Exercise details:
Take from the listing each line that has the string "completely".

=-=-=

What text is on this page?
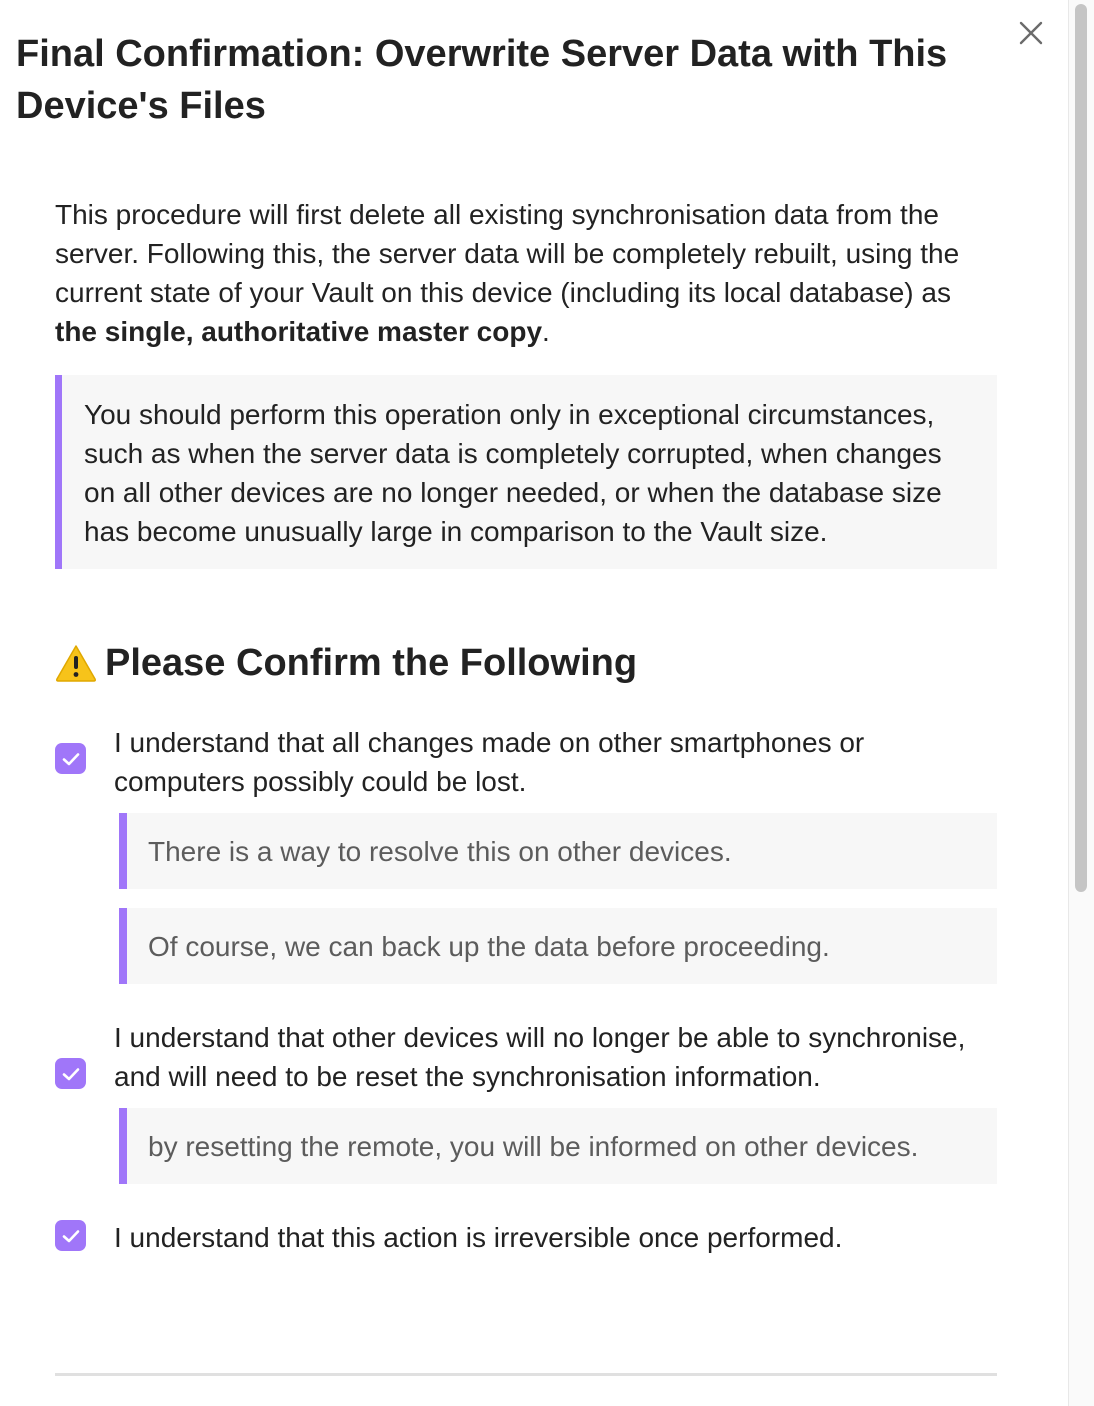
Final Confirmation: Overwrite Server Data with This Device's Files

This procedure will first delete all existing synchronisation data from the server. Following this, the server data will be completely rebuilt, using the current state of your Vault on this device (including its local database) as the single, authoritative master copy.

You should perform this operation only in exceptional circumstances, such as when the server data is completely corrupted, when changes on all other devices are no longer needed, or when the database size has become unusually large in comparison to the Vault size.
Please Confirm the Following
I understand that all changes made on other smartphones or computers possibly could be lost.
There is a way to resolve this on other devices.
Of course, we can back up the data before proceeding.
I understand that other devices will no longer be able to synchronise, and will need to be reset the synchronisation information.
by resetting the remote, you will be informed on other devices.
I understand that this action is irreversible once performed.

=-=-=

Solution:
This procedure will first delete all existing synchronisation data from the server. Following this, the server data will be completely rebuilt, using the current state of your Vault on this device (including its local database) as the single, authoritative master copy.
You should perform this operation only in exceptional circumstances, such as when the server data is completely corrupted, when changes on all other devices are no longer needed, or when the database size has become unusually large in comparison to the Vault size.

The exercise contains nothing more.